Set exercise. Search the material for the string "hand", then return every line where it is found.

Data excerpts.
━━━━━━━━━━━━━━━━━━━━━━━━━━━━━━
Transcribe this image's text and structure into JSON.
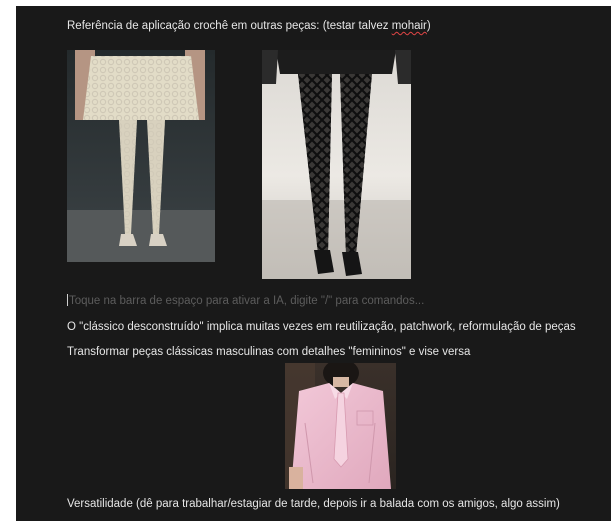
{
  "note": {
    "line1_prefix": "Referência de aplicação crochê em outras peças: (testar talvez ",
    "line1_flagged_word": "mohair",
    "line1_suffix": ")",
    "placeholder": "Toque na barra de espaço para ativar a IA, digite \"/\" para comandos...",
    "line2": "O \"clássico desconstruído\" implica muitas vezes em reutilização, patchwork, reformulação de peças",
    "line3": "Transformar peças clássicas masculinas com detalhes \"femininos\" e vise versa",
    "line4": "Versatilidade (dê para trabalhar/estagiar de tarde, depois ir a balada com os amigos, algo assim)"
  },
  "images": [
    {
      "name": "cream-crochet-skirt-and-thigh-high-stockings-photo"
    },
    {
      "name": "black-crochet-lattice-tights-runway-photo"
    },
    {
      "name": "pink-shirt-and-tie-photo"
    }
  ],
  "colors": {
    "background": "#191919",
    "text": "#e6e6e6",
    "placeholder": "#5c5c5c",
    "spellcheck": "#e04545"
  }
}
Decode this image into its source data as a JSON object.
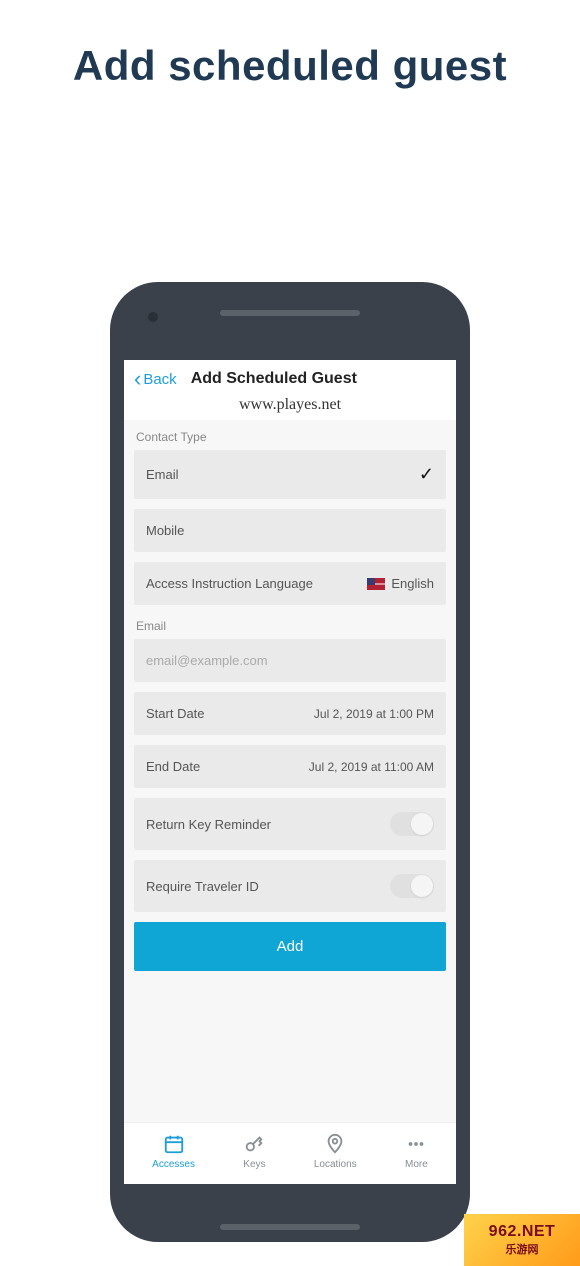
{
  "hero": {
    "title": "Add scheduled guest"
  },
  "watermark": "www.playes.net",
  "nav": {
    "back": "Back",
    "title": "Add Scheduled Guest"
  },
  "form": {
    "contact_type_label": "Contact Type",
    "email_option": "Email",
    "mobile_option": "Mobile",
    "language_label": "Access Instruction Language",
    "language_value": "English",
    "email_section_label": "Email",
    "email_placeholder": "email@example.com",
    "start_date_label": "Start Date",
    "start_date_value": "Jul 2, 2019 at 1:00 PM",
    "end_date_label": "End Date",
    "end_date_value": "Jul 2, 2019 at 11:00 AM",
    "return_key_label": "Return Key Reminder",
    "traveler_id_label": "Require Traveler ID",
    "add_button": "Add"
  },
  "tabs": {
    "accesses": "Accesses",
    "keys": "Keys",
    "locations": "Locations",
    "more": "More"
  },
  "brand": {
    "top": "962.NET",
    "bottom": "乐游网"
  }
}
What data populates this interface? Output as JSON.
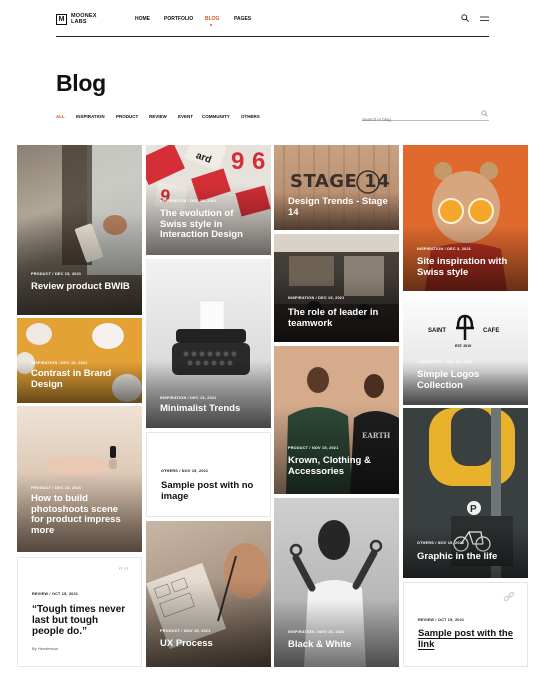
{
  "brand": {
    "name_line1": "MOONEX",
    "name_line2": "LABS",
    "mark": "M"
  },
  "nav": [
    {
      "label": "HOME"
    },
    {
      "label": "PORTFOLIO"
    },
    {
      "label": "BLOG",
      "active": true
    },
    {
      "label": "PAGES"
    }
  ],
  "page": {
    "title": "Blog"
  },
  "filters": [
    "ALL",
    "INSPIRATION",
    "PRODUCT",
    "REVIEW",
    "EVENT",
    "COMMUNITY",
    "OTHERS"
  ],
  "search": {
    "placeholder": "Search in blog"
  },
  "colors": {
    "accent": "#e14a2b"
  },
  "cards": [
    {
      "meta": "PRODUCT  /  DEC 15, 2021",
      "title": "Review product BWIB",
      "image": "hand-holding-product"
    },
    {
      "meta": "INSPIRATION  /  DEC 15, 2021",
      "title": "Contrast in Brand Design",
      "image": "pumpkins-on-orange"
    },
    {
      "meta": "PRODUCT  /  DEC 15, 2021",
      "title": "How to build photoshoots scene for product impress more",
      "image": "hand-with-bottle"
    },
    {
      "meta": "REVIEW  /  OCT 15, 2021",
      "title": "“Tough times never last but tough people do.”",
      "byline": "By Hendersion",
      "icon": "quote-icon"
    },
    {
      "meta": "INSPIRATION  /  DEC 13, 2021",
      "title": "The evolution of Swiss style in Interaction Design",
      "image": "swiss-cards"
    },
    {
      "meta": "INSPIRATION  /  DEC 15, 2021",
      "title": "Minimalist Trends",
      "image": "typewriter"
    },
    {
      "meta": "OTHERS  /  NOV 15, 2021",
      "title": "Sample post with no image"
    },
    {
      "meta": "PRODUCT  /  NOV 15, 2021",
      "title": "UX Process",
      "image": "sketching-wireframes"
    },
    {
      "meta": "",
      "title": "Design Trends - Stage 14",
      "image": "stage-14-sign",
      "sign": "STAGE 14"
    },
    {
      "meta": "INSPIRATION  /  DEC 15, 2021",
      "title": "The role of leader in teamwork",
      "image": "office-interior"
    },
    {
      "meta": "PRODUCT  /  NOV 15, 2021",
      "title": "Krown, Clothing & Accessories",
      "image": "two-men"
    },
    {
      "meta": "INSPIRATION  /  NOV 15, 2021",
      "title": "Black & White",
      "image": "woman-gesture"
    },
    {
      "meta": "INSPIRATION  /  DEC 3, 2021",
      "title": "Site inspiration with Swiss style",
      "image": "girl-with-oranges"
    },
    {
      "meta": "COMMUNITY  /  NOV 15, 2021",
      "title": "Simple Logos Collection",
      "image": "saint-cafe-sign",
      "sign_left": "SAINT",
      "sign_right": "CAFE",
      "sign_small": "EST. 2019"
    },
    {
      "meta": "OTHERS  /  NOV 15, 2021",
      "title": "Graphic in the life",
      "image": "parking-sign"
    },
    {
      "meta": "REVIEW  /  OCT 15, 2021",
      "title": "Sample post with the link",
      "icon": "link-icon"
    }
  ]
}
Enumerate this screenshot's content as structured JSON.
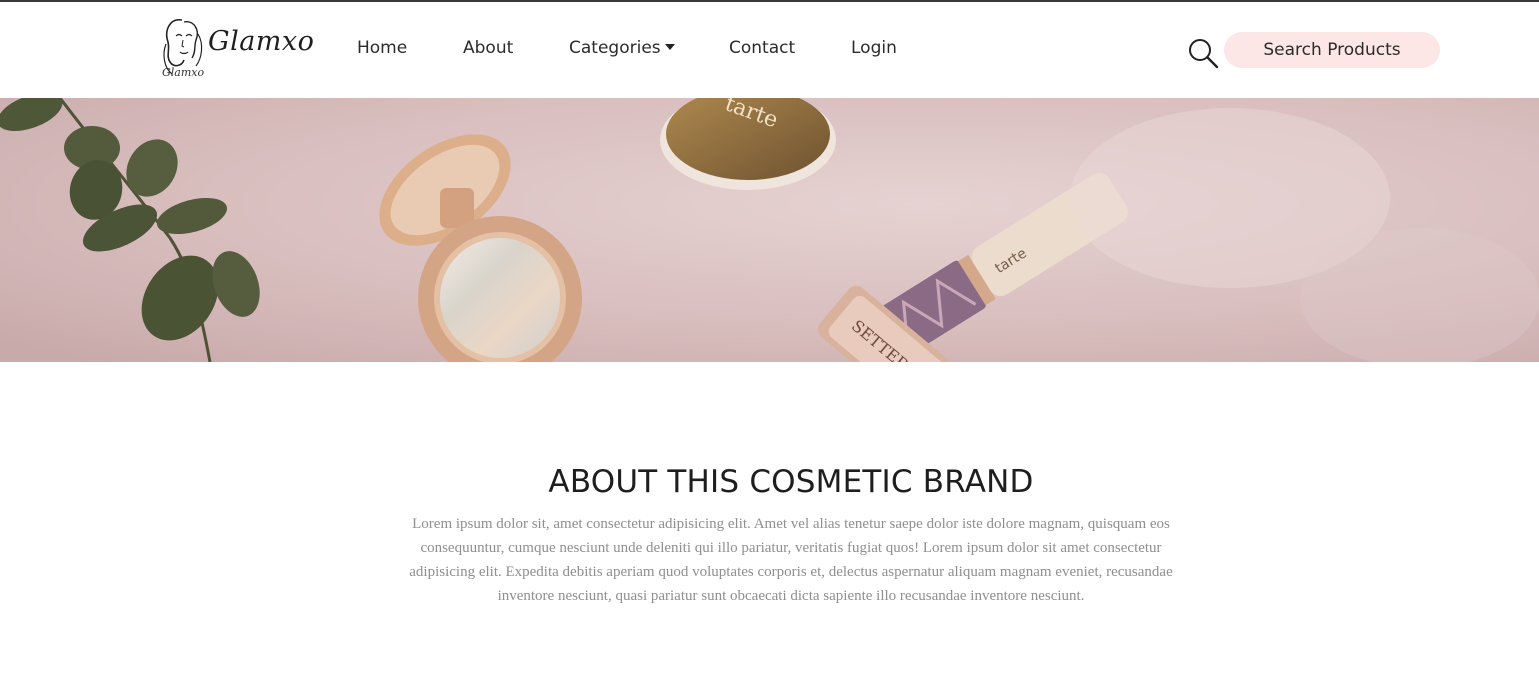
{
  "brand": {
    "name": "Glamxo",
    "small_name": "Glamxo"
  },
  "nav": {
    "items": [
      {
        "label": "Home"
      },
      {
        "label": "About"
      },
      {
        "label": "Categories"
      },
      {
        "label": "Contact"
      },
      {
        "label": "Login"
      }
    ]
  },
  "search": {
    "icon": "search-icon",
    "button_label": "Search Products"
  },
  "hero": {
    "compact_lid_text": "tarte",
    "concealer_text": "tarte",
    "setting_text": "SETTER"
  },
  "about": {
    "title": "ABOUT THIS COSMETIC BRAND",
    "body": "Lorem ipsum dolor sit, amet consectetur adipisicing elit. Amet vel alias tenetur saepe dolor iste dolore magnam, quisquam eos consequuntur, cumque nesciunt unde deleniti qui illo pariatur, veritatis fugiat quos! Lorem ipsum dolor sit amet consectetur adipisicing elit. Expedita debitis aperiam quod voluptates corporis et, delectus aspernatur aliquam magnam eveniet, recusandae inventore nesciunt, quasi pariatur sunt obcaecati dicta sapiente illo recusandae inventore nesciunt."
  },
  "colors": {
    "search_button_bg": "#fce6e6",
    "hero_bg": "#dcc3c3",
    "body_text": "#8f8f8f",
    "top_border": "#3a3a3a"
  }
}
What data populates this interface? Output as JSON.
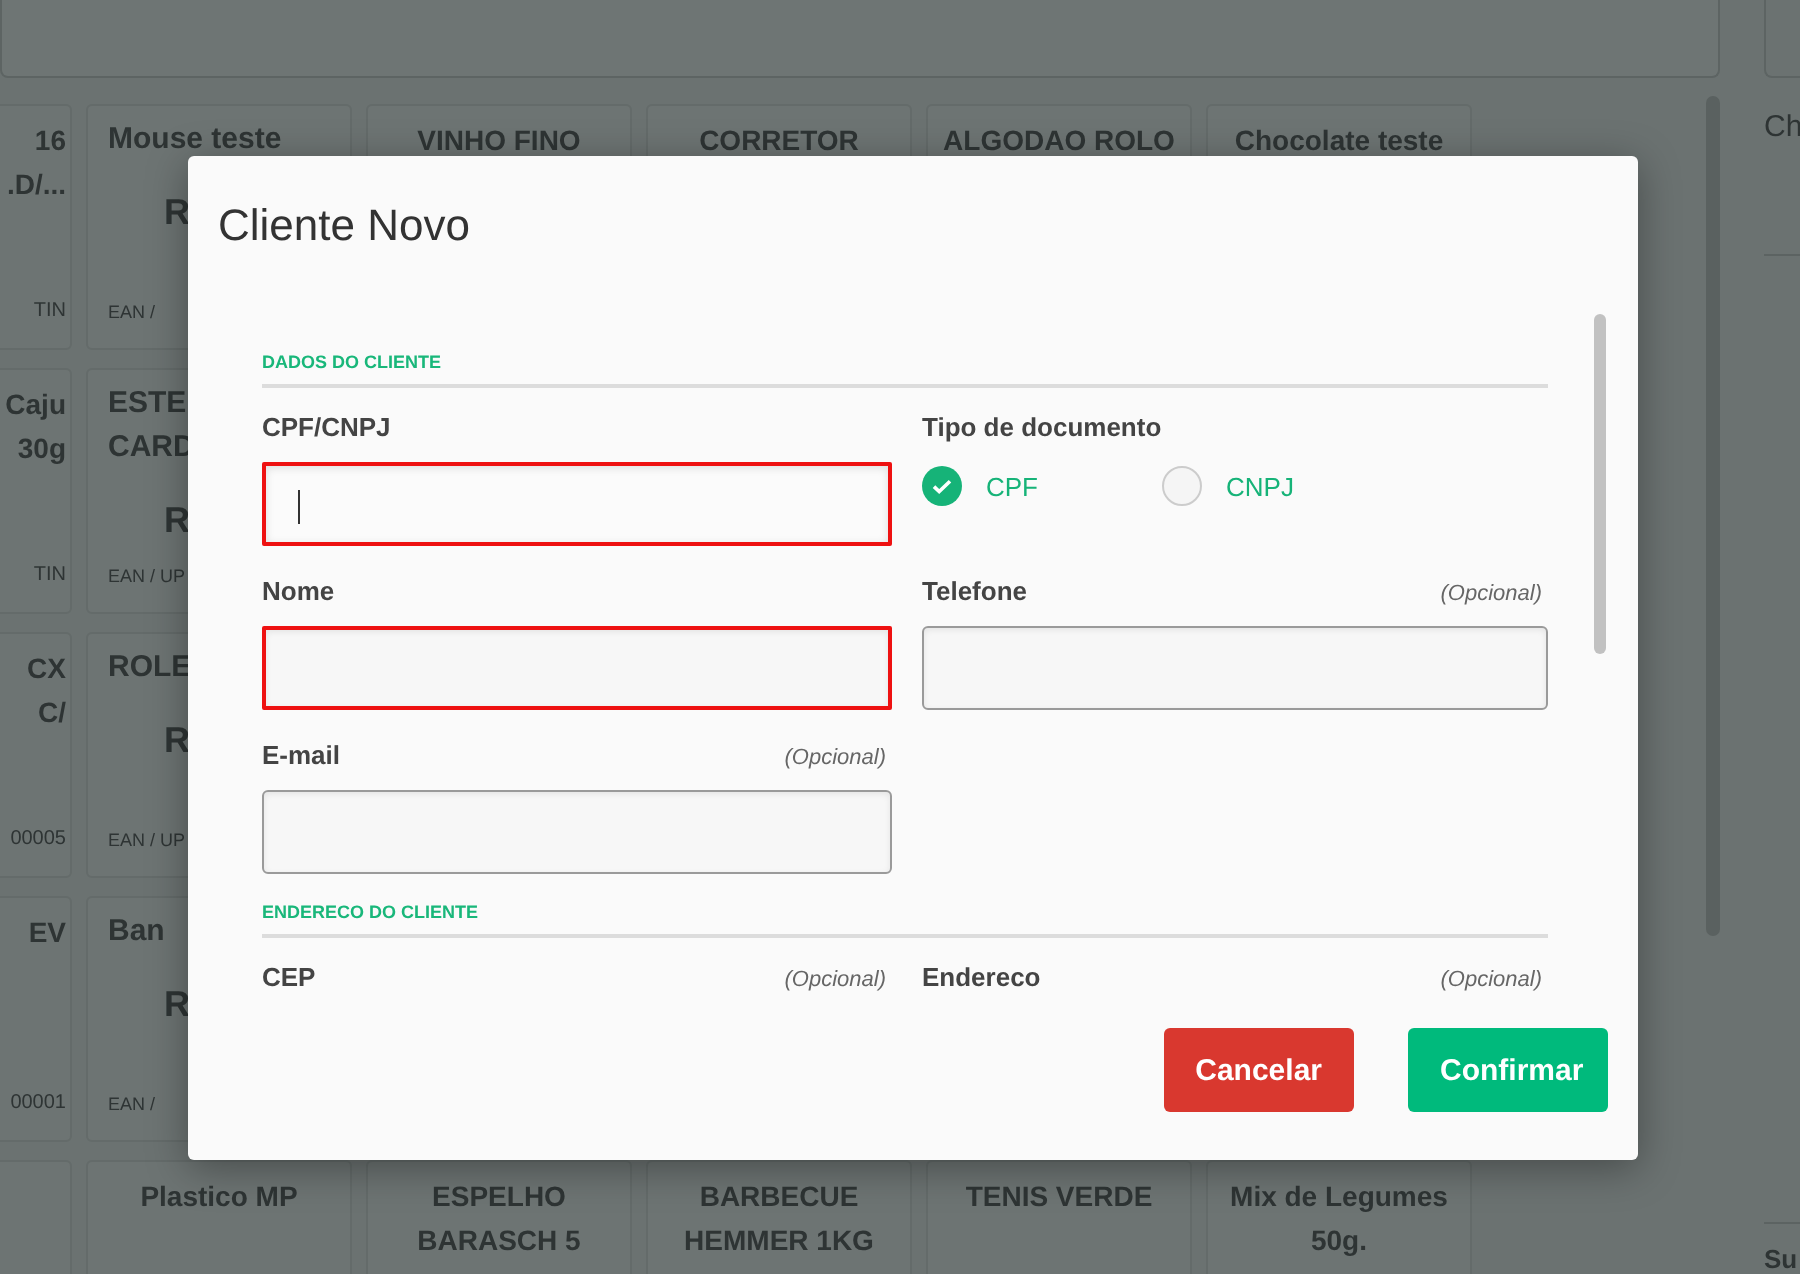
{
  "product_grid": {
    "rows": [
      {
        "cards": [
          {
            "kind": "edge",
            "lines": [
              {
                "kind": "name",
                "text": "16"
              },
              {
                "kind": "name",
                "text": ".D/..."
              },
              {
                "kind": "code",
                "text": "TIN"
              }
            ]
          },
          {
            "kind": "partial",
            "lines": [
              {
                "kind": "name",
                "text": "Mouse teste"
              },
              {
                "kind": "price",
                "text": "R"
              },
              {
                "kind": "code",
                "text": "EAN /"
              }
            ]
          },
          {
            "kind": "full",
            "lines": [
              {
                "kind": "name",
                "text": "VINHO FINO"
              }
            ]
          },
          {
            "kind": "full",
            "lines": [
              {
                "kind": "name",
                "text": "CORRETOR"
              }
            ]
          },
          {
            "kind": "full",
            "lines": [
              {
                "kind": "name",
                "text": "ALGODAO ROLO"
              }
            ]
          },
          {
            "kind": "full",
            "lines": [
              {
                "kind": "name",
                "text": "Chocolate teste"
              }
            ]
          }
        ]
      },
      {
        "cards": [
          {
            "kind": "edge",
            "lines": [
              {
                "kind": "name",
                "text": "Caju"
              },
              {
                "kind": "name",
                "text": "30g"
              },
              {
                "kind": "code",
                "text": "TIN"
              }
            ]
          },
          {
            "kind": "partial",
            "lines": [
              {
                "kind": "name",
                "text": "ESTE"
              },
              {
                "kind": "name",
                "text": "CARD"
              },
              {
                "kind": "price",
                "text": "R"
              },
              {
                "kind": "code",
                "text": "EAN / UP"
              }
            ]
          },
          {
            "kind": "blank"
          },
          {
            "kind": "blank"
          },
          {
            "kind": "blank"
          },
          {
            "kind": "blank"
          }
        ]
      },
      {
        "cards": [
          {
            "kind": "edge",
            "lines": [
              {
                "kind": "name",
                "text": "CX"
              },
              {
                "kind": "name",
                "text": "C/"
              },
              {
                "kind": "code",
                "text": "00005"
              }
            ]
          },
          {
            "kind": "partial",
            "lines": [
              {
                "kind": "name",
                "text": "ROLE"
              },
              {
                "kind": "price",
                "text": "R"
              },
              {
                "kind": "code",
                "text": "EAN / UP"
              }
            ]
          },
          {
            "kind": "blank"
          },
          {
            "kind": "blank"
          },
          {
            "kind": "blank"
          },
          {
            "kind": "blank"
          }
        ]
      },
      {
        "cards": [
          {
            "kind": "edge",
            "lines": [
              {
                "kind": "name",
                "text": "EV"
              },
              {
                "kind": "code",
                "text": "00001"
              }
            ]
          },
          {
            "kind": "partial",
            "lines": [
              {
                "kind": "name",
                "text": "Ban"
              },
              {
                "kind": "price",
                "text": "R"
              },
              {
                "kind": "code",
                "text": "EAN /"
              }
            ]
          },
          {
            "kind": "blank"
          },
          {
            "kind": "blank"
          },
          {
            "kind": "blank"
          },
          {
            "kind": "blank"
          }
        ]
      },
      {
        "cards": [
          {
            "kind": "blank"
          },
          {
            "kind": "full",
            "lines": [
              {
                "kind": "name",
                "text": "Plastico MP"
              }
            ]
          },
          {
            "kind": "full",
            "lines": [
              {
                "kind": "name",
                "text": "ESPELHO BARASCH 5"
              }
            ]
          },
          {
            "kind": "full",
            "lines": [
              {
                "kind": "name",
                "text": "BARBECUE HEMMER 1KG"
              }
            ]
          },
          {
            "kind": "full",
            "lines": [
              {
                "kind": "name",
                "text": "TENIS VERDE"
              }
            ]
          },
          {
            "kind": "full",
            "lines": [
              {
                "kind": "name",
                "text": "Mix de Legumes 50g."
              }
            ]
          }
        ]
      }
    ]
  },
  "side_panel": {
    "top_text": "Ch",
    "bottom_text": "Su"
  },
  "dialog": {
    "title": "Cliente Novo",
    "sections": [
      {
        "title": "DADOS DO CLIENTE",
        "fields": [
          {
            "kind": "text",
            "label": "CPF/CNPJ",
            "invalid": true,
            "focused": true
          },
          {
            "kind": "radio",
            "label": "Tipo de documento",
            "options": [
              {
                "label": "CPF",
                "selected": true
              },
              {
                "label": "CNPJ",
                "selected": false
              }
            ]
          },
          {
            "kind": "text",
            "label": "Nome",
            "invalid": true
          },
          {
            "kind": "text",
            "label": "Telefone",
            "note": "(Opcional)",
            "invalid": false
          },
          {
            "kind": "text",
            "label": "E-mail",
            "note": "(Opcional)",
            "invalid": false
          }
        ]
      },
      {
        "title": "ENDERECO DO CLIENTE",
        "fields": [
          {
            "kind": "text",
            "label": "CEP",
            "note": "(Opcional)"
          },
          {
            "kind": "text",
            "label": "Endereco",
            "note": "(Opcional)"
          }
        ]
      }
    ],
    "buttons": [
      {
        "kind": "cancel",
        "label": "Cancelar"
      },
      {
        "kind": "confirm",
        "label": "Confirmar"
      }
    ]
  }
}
━━━━━━━━━━━━━━━━━━━━━━━━━━━━━━
Reply.
      "image": "hand-holding-product"
      "image": "hand-with-bottle"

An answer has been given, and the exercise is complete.